>> START Material

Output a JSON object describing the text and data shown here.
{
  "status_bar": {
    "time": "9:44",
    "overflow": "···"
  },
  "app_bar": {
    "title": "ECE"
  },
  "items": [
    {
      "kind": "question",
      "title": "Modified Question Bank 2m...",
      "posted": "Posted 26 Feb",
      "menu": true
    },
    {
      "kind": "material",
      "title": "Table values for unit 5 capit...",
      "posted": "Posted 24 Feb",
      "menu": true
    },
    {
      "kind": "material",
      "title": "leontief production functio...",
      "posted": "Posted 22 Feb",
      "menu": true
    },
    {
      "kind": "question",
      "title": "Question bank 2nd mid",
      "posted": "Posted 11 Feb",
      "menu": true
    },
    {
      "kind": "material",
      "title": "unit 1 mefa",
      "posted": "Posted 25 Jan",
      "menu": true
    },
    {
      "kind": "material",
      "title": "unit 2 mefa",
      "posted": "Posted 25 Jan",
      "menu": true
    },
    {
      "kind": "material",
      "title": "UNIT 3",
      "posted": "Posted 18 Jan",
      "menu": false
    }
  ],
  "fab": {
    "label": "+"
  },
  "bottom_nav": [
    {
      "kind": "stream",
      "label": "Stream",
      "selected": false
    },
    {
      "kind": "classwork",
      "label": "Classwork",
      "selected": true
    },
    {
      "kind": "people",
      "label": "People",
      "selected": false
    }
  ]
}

>> END Material

— Problem requirements —
Reproduce the listing shown above in its entirety, exactly.

— Exercise output —
Output a JSON object describing the text and data shown here.
{
  "status_bar": {
    "time": "9:44",
    "overflow": "···"
  },
  "app_bar": {
    "title": "ECE"
  },
  "items": [
    {
      "kind": "question",
      "title": "Modified Question Bank 2m...",
      "posted": "Posted 26 Feb",
      "menu": true
    },
    {
      "kind": "material",
      "title": "Table values for unit 5 capit...",
      "posted": "Posted 24 Feb",
      "menu": true
    },
    {
      "kind": "material",
      "title": "leontief production functio...",
      "posted": "Posted 22 Feb",
      "menu": true
    },
    {
      "kind": "question",
      "title": "Question bank 2nd mid",
      "posted": "Posted 11 Feb",
      "menu": true
    },
    {
      "kind": "material",
      "title": "unit 1 mefa",
      "posted": "Posted 25 Jan",
      "menu": true
    },
    {
      "kind": "material",
      "title": "unit 2 mefa",
      "posted": "Posted 25 Jan",
      "menu": true
    },
    {
      "kind": "material",
      "title": "UNIT 3",
      "posted": "Posted 18 Jan",
      "menu": false
    }
  ],
  "fab": {
    "label": "+"
  },
  "bottom_nav": [
    {
      "kind": "stream",
      "label": "Stream",
      "selected": false
    },
    {
      "kind": "classwork",
      "label": "Classwork",
      "selected": true
    },
    {
      "kind": "people",
      "label": "People",
      "selected": false
    }
  ]
}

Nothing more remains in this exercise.